Aim
Gather up the lines that contain "Western".

**** Record list ****

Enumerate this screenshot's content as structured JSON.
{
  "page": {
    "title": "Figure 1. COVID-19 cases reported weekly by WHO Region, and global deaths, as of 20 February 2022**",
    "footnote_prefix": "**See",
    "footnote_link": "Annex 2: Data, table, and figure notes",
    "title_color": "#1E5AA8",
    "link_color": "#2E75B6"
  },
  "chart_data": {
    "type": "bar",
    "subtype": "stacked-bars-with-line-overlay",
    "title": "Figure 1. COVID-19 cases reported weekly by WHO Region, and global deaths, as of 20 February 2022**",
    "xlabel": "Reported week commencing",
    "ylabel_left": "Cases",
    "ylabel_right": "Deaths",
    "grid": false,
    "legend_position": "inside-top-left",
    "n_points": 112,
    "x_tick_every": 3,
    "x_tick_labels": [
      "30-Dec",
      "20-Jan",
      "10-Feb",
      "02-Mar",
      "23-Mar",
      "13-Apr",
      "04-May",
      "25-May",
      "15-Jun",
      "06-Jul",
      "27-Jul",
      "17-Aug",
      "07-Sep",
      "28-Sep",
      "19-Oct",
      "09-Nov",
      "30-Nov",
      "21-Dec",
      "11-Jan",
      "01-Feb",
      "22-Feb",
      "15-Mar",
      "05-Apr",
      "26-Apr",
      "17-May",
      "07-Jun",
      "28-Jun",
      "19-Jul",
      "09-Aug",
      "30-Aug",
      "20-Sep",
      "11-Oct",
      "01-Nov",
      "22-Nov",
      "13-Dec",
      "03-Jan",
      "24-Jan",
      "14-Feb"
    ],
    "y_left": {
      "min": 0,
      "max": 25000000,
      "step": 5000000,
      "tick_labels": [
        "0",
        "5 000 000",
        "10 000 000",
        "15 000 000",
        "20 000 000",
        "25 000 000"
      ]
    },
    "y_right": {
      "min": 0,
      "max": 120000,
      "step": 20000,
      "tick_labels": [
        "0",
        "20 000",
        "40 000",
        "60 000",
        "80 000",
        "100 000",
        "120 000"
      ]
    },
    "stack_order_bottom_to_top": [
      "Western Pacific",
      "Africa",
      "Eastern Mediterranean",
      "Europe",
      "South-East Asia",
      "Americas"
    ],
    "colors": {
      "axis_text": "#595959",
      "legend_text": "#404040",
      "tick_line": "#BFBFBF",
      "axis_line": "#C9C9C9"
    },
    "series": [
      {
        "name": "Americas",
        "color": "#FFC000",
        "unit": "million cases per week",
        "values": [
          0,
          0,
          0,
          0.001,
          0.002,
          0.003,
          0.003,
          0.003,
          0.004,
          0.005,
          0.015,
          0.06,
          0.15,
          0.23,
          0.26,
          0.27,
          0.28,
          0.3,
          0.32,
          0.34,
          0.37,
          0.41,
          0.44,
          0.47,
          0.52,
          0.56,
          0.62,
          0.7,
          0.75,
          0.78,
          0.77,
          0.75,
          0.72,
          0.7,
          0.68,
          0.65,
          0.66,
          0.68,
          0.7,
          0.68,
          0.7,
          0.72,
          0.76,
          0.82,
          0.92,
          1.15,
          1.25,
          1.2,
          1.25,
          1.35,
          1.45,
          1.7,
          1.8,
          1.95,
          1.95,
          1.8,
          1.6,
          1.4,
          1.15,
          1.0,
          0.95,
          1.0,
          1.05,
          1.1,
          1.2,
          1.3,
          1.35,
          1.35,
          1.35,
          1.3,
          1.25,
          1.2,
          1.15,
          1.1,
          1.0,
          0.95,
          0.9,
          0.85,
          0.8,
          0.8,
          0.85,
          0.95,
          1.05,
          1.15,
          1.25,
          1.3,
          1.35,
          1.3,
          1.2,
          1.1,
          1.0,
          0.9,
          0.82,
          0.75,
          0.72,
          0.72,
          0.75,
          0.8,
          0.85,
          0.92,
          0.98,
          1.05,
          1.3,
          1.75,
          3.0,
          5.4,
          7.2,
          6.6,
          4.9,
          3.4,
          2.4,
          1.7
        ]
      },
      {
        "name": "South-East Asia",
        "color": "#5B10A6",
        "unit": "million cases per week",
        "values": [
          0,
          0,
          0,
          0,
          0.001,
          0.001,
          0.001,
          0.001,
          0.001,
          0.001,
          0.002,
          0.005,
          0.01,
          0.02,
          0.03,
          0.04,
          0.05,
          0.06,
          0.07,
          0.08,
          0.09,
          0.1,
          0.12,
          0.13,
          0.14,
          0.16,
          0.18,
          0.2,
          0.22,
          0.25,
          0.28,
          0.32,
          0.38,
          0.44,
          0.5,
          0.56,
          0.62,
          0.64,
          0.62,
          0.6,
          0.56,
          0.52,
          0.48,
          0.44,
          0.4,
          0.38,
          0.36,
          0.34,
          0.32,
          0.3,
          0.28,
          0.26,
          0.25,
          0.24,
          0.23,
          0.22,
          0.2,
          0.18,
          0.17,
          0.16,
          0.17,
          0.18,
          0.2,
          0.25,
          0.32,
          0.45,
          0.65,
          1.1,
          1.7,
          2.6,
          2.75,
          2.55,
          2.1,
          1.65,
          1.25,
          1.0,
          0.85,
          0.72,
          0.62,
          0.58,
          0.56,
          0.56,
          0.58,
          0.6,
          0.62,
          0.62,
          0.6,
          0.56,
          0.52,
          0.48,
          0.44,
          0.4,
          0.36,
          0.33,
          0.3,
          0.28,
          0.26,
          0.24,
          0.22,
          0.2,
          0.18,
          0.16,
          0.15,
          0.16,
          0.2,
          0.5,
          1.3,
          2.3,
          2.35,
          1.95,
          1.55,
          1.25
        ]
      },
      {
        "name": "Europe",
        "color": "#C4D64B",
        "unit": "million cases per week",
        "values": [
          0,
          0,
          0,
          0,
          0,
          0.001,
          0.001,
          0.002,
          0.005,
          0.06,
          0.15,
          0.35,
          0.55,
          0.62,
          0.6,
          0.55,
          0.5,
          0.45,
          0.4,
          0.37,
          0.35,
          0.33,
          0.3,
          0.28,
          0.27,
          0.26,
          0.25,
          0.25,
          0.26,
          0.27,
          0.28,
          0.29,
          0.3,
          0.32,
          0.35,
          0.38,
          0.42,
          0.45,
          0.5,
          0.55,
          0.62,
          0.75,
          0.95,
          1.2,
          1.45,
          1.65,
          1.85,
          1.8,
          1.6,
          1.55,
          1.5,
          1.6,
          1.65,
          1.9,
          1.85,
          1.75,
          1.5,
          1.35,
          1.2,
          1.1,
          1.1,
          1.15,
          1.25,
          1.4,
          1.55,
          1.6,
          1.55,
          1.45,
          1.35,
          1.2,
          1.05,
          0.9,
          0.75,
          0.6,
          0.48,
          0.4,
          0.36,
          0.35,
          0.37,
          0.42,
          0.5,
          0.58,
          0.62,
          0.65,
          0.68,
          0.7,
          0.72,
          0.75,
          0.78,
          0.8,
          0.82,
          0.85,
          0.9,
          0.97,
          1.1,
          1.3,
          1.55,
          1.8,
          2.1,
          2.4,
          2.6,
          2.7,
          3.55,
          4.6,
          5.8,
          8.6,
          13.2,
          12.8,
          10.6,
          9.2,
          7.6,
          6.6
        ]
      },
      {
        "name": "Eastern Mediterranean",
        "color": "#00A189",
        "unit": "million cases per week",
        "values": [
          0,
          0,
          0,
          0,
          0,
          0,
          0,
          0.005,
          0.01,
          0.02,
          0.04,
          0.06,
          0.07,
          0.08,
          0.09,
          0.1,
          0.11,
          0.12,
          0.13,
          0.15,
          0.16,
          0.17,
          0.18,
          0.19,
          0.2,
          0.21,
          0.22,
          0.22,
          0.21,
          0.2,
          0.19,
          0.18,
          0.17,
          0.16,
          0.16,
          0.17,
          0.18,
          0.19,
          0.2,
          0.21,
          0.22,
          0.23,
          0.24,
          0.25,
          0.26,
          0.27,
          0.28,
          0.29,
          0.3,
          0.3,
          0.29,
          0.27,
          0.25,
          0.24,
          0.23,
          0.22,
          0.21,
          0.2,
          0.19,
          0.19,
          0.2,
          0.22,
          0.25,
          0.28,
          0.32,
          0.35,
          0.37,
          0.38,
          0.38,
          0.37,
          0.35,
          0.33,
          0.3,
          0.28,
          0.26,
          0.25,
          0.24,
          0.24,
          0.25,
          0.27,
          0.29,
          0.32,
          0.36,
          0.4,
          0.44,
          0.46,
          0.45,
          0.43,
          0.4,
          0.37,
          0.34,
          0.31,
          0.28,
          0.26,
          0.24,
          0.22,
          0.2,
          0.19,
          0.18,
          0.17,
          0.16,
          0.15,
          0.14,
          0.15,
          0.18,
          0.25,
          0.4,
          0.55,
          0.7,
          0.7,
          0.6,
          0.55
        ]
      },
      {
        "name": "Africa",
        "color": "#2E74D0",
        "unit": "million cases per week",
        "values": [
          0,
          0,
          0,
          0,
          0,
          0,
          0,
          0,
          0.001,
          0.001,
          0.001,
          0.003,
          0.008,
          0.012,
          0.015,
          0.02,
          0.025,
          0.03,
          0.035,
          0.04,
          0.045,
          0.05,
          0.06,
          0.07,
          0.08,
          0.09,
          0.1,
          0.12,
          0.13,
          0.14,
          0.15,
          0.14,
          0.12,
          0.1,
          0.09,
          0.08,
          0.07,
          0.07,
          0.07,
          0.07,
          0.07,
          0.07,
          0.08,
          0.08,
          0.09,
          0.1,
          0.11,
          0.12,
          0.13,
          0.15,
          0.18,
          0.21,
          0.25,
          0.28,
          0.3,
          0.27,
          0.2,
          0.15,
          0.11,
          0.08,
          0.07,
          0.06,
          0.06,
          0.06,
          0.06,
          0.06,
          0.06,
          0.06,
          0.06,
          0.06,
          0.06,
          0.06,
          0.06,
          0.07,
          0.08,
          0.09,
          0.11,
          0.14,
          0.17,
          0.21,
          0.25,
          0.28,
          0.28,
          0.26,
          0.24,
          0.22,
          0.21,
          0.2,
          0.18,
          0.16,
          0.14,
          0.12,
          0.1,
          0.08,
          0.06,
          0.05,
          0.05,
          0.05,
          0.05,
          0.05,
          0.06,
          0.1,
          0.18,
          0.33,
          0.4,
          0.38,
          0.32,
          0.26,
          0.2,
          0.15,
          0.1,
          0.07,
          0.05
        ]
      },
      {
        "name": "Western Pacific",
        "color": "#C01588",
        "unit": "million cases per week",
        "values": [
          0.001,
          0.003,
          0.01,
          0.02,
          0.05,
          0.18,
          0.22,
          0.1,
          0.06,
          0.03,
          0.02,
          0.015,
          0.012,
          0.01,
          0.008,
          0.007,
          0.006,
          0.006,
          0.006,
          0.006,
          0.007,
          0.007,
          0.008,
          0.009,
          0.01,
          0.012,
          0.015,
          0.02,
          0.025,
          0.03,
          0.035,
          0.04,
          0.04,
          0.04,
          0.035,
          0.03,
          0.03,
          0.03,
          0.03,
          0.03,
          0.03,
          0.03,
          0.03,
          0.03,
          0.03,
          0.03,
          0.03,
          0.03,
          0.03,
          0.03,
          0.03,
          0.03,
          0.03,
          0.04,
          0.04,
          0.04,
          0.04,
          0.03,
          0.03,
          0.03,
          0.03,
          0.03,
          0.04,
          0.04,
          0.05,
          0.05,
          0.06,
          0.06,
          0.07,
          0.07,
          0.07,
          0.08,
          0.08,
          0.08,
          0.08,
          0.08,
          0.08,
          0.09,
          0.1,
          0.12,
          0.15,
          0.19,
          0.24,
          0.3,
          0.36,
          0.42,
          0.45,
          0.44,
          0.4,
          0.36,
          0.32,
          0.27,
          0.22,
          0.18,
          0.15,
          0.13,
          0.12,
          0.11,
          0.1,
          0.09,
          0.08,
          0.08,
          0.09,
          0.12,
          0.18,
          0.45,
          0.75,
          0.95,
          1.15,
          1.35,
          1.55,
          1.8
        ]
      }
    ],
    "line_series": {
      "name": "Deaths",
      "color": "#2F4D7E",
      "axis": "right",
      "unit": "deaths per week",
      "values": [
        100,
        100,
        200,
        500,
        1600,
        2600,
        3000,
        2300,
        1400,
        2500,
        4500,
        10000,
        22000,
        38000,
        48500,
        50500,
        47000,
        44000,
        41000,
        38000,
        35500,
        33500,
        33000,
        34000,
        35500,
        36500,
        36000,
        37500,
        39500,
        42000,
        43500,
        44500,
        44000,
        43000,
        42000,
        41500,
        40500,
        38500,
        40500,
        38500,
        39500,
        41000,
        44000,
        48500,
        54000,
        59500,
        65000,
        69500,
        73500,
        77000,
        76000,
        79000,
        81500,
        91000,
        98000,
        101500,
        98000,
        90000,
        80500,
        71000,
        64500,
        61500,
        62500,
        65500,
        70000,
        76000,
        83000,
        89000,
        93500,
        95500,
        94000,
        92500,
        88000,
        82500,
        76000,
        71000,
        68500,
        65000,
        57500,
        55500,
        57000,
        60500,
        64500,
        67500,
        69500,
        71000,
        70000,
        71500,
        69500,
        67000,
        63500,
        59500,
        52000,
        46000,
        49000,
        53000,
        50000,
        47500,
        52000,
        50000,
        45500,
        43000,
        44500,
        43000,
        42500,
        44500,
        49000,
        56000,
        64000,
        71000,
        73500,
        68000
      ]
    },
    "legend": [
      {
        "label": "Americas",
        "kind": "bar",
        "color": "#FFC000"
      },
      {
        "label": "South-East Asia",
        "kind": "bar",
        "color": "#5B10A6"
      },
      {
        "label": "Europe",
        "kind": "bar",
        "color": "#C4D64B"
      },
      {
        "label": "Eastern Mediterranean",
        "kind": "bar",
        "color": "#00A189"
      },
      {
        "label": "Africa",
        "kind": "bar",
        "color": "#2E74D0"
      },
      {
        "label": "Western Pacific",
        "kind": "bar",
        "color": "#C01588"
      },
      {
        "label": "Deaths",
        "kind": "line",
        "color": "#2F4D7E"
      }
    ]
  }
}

****

Task output
      "Western Pacific",
        "name": "Western Pacific",
        "label": "Western Pacific",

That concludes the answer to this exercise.